# [Work to be completed]
Taking the lines below one at a time, count those with the string "title" and give the result alone.
*** Input records Section Begins ***
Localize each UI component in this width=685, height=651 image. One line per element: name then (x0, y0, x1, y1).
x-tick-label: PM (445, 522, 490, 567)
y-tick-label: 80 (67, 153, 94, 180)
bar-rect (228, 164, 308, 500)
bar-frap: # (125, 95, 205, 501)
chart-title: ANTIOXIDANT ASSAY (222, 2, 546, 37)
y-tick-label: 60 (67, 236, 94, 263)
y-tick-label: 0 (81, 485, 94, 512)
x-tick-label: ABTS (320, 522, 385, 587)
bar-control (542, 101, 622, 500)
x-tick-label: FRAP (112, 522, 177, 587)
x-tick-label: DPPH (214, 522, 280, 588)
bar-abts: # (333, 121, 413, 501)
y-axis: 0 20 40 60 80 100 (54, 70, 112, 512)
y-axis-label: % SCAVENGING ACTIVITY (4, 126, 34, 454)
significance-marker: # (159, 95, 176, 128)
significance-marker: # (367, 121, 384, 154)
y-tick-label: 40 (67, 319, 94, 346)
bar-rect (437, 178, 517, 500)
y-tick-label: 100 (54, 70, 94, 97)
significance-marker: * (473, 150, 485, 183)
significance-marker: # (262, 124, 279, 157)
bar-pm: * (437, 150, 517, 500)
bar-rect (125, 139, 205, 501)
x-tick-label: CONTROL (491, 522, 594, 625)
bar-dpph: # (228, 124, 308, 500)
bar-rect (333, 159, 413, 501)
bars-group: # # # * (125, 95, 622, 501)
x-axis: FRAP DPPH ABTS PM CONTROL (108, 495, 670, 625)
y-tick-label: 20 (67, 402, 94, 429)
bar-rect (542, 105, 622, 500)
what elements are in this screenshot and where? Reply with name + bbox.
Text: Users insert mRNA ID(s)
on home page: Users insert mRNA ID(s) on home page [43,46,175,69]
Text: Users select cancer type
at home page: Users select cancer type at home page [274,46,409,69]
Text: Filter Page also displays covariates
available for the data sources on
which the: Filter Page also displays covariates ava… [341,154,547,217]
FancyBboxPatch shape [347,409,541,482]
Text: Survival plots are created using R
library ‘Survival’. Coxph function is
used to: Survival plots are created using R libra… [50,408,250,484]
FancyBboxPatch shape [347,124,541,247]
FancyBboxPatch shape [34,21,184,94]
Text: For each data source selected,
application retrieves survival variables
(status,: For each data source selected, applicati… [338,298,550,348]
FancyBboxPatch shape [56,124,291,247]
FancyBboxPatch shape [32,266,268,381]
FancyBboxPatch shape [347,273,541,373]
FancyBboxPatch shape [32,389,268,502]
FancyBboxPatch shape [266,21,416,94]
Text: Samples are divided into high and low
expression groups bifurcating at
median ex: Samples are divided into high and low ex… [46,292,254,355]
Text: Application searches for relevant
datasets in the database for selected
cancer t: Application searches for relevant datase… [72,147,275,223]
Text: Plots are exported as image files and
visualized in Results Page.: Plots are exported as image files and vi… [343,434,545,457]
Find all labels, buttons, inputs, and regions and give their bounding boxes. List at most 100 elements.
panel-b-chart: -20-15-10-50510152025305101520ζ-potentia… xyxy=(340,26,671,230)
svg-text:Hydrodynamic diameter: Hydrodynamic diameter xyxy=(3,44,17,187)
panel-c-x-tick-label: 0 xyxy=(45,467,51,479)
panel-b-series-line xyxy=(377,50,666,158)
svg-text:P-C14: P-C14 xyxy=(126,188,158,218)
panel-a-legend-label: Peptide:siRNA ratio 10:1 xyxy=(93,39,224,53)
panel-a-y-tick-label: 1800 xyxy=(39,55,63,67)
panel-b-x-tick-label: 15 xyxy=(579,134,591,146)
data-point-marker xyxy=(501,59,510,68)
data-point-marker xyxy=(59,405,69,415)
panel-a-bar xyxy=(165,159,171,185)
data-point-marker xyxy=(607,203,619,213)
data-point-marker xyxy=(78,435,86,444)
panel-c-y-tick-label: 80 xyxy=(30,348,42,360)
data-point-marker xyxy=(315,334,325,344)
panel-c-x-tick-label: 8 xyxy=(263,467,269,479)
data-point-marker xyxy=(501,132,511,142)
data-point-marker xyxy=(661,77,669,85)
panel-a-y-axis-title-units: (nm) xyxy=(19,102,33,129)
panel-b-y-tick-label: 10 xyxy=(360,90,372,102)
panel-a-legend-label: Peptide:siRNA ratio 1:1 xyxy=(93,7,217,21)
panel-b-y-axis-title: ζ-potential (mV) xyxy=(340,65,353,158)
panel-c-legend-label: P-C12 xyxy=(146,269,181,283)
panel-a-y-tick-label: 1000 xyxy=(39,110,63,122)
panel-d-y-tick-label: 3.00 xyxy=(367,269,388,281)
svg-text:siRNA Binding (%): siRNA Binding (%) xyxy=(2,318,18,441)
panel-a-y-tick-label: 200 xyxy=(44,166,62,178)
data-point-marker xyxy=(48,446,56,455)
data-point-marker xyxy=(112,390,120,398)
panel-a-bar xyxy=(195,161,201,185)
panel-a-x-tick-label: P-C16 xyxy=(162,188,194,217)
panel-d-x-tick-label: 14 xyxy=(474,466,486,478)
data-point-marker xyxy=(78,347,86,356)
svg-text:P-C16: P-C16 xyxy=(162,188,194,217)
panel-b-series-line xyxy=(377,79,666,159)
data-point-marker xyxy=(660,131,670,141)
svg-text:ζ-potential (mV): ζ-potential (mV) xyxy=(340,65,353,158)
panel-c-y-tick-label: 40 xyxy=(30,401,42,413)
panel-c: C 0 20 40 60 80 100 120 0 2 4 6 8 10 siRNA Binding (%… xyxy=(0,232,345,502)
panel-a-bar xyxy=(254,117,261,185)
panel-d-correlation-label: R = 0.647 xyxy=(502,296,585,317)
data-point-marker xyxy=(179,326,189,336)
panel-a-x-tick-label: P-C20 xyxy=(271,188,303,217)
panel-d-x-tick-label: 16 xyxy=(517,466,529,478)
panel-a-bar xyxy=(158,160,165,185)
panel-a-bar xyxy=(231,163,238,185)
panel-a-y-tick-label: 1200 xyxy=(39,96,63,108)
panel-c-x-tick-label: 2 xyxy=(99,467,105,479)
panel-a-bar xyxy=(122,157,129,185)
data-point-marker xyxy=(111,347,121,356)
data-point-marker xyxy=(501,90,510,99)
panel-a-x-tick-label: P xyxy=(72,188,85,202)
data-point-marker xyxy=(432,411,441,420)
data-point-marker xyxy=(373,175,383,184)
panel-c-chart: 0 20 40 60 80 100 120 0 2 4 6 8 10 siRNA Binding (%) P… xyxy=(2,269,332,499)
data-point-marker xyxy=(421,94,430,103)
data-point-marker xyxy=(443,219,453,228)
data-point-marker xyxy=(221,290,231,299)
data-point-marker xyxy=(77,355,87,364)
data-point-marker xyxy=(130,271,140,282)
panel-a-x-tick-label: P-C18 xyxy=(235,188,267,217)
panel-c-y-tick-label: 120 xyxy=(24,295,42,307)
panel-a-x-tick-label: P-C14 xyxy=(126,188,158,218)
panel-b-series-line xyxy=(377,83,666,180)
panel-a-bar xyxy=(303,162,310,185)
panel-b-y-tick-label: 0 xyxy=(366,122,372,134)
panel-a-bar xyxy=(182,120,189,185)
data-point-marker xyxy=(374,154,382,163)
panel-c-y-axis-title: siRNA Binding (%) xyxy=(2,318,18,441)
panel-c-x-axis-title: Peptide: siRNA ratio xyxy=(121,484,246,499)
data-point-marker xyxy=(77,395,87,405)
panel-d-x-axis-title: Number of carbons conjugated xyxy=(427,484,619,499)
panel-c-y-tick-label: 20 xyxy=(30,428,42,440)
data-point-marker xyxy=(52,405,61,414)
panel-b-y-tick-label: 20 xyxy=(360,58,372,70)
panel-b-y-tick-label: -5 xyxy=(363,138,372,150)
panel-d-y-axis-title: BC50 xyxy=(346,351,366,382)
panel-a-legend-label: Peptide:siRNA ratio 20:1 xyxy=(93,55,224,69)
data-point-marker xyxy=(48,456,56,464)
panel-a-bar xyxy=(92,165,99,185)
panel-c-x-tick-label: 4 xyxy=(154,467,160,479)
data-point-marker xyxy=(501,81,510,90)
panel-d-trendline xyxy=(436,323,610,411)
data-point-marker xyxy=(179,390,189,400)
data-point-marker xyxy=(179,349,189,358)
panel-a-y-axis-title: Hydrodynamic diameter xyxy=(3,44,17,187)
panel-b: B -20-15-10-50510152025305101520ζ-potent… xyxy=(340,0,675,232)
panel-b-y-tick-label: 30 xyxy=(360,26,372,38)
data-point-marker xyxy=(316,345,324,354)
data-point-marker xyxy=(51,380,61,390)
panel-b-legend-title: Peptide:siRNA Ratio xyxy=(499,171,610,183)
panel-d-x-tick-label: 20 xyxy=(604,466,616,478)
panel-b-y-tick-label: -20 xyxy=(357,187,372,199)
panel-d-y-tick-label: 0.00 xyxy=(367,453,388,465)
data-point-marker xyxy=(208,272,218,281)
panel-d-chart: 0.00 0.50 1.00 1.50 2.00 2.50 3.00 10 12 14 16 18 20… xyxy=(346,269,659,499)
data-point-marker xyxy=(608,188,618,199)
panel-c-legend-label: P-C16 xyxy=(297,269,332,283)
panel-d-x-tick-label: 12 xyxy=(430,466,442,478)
*** Input records Section Ends ***
# [Answer to this task]
9